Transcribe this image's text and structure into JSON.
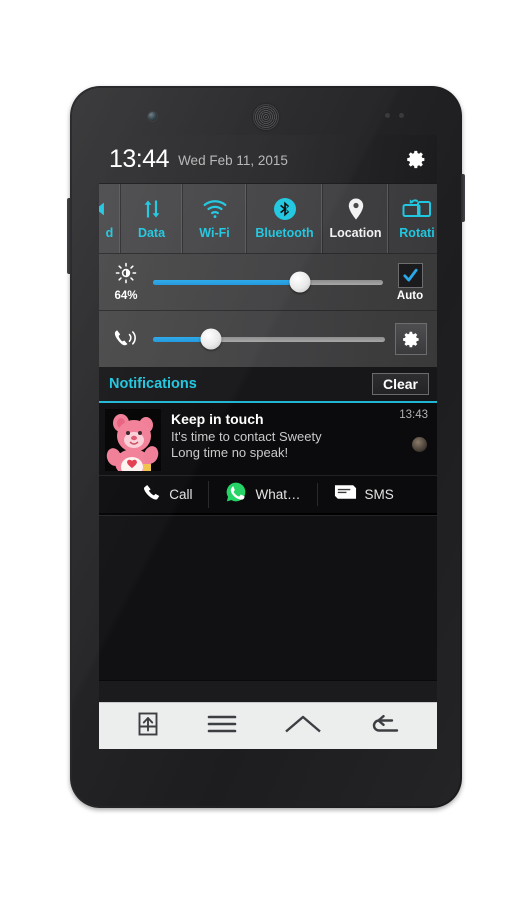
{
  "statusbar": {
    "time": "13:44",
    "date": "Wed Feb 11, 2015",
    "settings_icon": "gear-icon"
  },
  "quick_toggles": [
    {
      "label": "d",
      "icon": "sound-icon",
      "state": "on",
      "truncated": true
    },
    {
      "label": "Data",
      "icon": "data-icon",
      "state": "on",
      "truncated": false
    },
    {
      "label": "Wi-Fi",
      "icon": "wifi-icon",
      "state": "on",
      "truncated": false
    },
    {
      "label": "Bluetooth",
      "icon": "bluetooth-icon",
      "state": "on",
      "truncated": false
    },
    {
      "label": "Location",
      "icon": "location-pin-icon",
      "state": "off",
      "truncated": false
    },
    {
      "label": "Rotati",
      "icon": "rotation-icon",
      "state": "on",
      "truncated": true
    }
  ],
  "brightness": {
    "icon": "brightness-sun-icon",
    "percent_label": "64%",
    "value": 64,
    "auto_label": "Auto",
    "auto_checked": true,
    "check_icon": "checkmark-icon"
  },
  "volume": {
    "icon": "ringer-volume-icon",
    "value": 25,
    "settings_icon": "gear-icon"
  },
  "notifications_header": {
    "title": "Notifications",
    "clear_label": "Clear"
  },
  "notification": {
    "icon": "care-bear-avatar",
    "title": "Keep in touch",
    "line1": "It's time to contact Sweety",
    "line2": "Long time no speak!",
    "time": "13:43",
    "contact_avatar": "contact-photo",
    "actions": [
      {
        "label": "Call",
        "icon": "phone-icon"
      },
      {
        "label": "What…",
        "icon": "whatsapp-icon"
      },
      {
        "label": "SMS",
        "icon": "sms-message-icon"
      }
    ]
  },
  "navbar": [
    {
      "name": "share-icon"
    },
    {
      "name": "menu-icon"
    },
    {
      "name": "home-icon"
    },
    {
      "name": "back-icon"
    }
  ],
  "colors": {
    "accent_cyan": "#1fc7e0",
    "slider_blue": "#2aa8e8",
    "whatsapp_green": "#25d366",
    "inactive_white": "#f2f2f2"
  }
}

◆ ◆ ◆ ◆ ◆ ◆ ◆

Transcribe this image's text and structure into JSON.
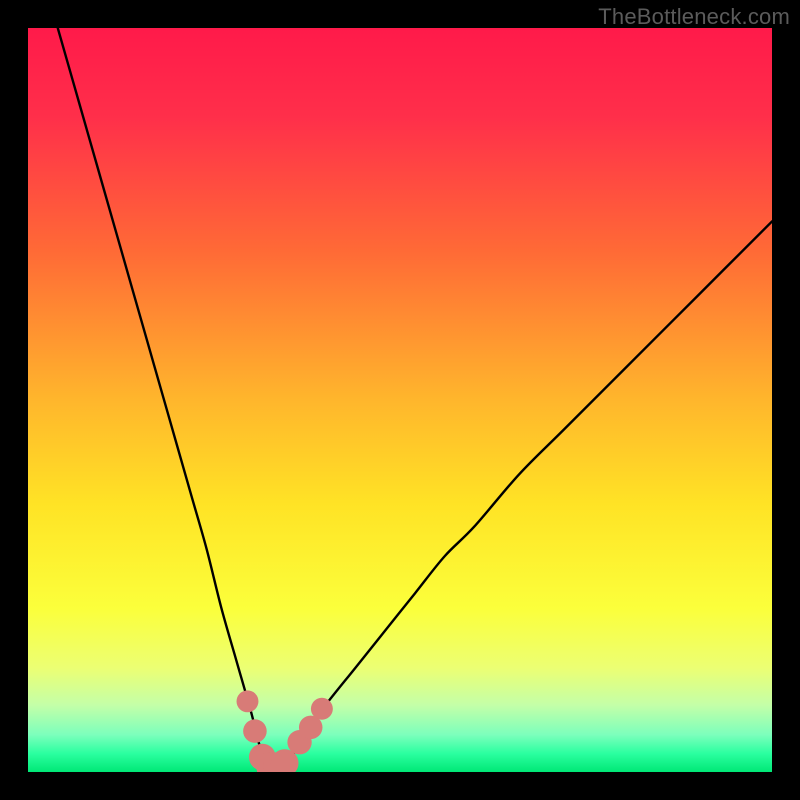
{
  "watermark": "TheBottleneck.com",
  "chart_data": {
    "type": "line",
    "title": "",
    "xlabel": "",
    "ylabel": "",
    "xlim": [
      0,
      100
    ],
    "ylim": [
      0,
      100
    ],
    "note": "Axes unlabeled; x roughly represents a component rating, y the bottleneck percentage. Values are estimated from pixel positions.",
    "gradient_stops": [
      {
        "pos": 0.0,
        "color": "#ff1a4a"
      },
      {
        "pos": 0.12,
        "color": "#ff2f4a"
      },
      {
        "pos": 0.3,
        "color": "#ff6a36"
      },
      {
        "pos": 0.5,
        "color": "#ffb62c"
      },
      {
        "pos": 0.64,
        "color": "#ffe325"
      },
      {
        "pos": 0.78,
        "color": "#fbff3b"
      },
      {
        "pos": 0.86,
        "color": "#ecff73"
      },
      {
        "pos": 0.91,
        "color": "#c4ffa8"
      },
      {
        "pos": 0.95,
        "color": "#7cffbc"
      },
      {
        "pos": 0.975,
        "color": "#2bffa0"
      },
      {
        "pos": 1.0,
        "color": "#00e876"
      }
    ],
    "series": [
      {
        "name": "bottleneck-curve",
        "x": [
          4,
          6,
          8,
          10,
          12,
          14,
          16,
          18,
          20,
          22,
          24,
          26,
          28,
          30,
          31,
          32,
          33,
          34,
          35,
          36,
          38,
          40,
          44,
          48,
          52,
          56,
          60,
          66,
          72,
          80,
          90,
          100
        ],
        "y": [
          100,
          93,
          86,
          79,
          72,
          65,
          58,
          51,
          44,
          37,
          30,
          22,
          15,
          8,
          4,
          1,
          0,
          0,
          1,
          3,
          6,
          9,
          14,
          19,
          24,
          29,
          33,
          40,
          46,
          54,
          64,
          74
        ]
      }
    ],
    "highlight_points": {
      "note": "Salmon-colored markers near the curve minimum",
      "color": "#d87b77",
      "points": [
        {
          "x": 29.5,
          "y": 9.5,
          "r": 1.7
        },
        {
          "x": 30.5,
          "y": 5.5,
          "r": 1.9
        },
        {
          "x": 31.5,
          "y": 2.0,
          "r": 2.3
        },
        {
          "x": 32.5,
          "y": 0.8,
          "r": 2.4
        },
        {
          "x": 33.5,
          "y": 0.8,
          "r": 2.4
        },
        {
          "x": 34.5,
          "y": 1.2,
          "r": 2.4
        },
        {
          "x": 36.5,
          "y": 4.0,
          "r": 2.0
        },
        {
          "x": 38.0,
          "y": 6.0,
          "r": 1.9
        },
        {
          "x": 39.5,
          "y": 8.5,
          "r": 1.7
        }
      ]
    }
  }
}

◆ ◆ ◆ ◆ ◆ ◆ ◆

What to do
Which lines above contain "curve"? Show each of them.

Response to the task
        "name": "bottleneck-curve",
      "note": "Salmon-colored markers near the curve minimum",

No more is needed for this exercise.